▶ **THE PROBLEM**
Copy every entry exactly as given, minus the images.

▶ **DATA SHOWN**
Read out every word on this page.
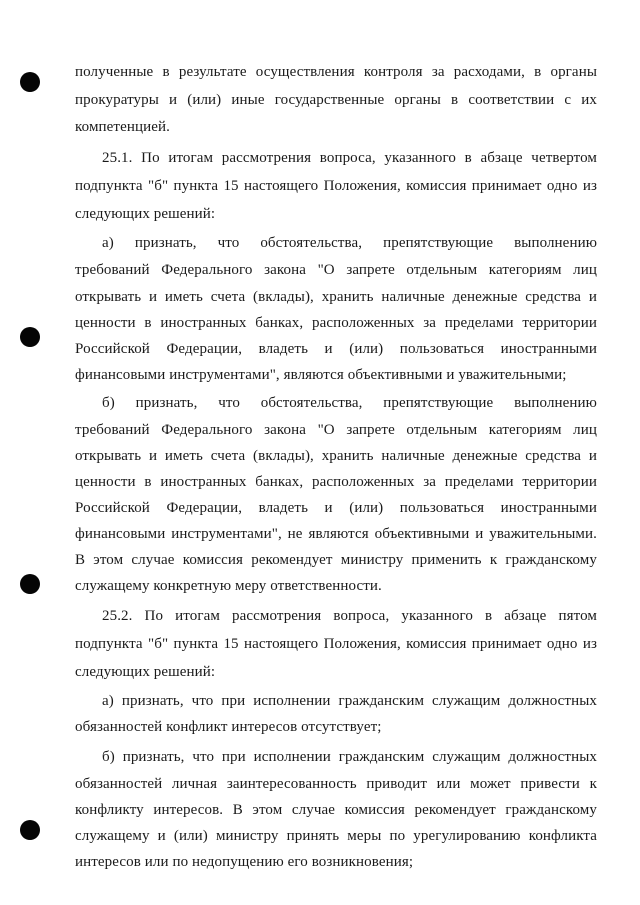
полученные в результате осуществления контроля за расходами, в органы
прокуратуры и (или) иные государственные органы в соответствии с их
компетенцией.
25.1. По итогам рассмотрения вопроса, указанного в абзаце четвертом
подпункта "б" пункта 15 настоящего Положения, комиссия принимает одно из
следующих решений:
а) признать, что обстоятельства, препятствующие выполнению
требований Федерального закона "О запрете отдельным категориям лиц
открывать и иметь счета (вклады), хранить наличные денежные средства и
ценности в иностранных банках, расположенных за пределами территории
Российской Федерации, владеть и (или) пользоваться иностранными
финансовыми инструментами", являются объективными и уважительными;
б) признать, что обстоятельства, препятствующие выполнению
требований Федерального закона "О запрете отдельным категориям лиц
открывать и иметь счета (вклады), хранить наличные денежные средства и
ценности в иностранных банках, расположенных за пределами территории
Российской Федерации, владеть и (или) пользоваться иностранными
финансовыми инструментами", не являются объективными и уважительными.
В этом случае комиссия рекомендует министру применить к гражданскому
служащему конкретную меру ответственности.
25.2. По итогам рассмотрения вопроса, указанного в абзаце пятом
подпункта "б" пункта 15 настоящего Положения, комиссия принимает одно из
следующих решений:
а) признать, что при исполнении гражданским служащим должностных
обязанностей конфликт интересов отсутствует;
б) признать, что при исполнении гражданским служащим должностных
обязанностей личная заинтересованность приводит или может привести к
конфликту интересов. В этом случае комиссия рекомендует гражданскому
служащему и (или) министру принять меры по урегулированию конфликта
интересов или по недопущению его возникновения;
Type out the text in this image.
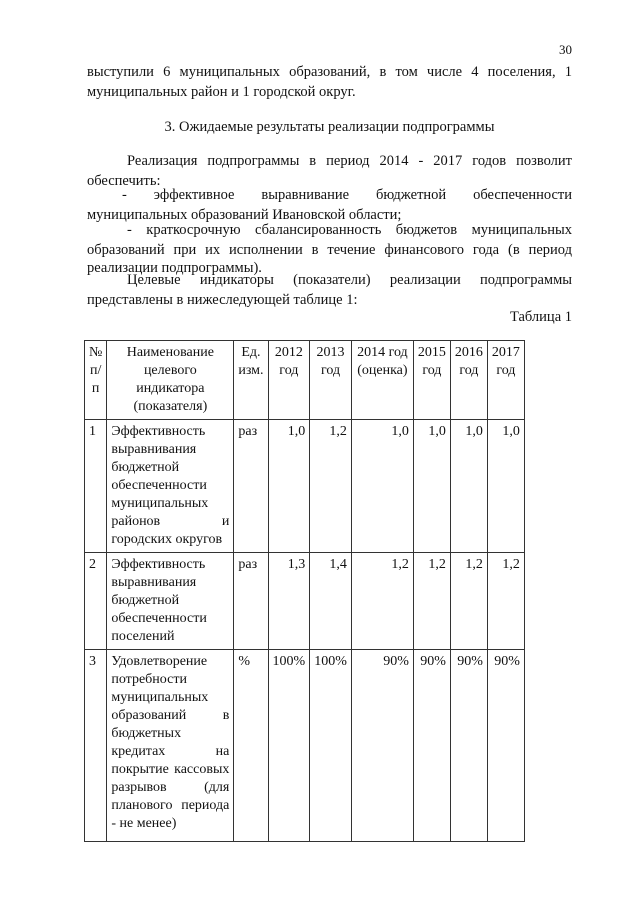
30
выступили 6 муниципальных образований, в том числе 4 поселения, 1
муниципальных район и 1 городской округ.
3. Ожидаемые результаты реализации подпрограммы
Реализация подпрограммы в период 2014 - 2017 годов позволит
обеспечить:
- эффективное выравнивание бюджетной обеспеченности
муниципальных образований Ивановской области;
- краткосрочную сбалансированность бюджетов муниципальных
образований при их исполнении в течение финансового года (в период
реализации подпрограммы).
Целевые индикаторы (показатели) реализации подпрограммы
представлены в нижеследующей таблице 1:
Таблица 1
№ п/п	Наименование целевого индикатора (показателя)	Ед. изм.	2012 год	2013 год	2014 год (оценка)	2015 год	2016 год	2017 год
1	Эффективность выравнивания бюджетной обеспеченности муниципальных районов и городских округов	раз	1,0	1,2	1,0	1,0	1,0	1,0
2	Эффективность выравнивания бюджетной обеспеченности поселений	раз	1,3	1,4	1,2	1,2	1,2	1,2
3	Удовлетворение потребности муниципальных образований в бюджетных кредитах на покрытие кассовых разрывов (для планового периода - не менее)	%	100%	100%	90%	90%	90%	90%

▶ **EXERCISE OUTPUT**
Read out every word on this page.
полученные в результате осуществления контроля за расходами, в органы
прокуратуры и (или) иные государственные органы в соответствии с их
компетенцией.
25.1. По итогам рассмотрения вопроса, указанного в абзаце четвертом
подпункта "б" пункта 15 настоящего Положения, комиссия принимает одно из
следующих решений:
а) признать, что обстоятельства, препятствующие выполнению
требований Федерального закона "О запрете отдельным категориям лиц
открывать и иметь счета (вклады), хранить наличные денежные средства и
ценности в иностранных банках, расположенных за пределами территории
Российской Федерации, владеть и (или) пользоваться иностранными
финансовыми инструментами", являются объективными и уважительными;
б) признать, что обстоятельства, препятствующие выполнению
требований Федерального закона "О запрете отдельным категориям лиц
открывать и иметь счета (вклады), хранить наличные денежные средства и
ценности в иностранных банках, расположенных за пределами территории
Российской Федерации, владеть и (или) пользоваться иностранными
финансовыми инструментами", не являются объективными и уважительными.
В этом случае комиссия рекомендует министру применить к гражданскому
служащему конкретную меру ответственности.
25.2. По итогам рассмотрения вопроса, указанного в абзаце пятом
подпункта "б" пункта 15 настоящего Положения, комиссия принимает одно из
следующих решений:
а) признать, что при исполнении гражданским служащим должностных
обязанностей конфликт интересов отсутствует;
б) признать, что при исполнении гражданским служащим должностных
обязанностей личная заинтересованность приводит или может привести к
конфликту интересов. В этом случае комиссия рекомендует гражданскому
служащему и (или) министру принять меры по урегулированию конфликта
интересов или по недопущению его возникновения;
Type out the text in this image.
30
выступили 6 муниципальных образований, в том числе 4 поселения, 1
муниципальных район и 1 городской округ.
3. Ожидаемые результаты реализации подпрограммы
Реализация подпрограммы в период 2014 - 2017 годов позволит
обеспечить:
- эффективное выравнивание бюджетной обеспеченности
муниципальных образований Ивановской области;
- краткосрочную сбалансированность бюджетов муниципальных
образований при их исполнении в течение финансового года (в период
реализации подпрограммы).
Целевые индикаторы (показатели) реализации подпрограммы
представлены в нижеследующей таблице 1:
Таблица 1
№ п/п	Наименование целевого индикатора (показателя)	Ед. изм.	2012 год	2013 год	2014 год (оценка)	2015 год	2016 год	2017 год
1	Эффективность выравнивания бюджетной обеспеченности муниципальных районов и городских округов	раз	1,0	1,2	1,0	1,0	1,0	1,0
2	Эффективность выравнивания бюджетной обеспеченности поселений	раз	1,3	1,4	1,2	1,2	1,2	1,2
3	Удовлетворение потребности муниципальных образований в бюджетных кредитах на покрытие кассовых разрывов (для планового периода - не менее)	%	100%	100%	90%	90%	90%	90%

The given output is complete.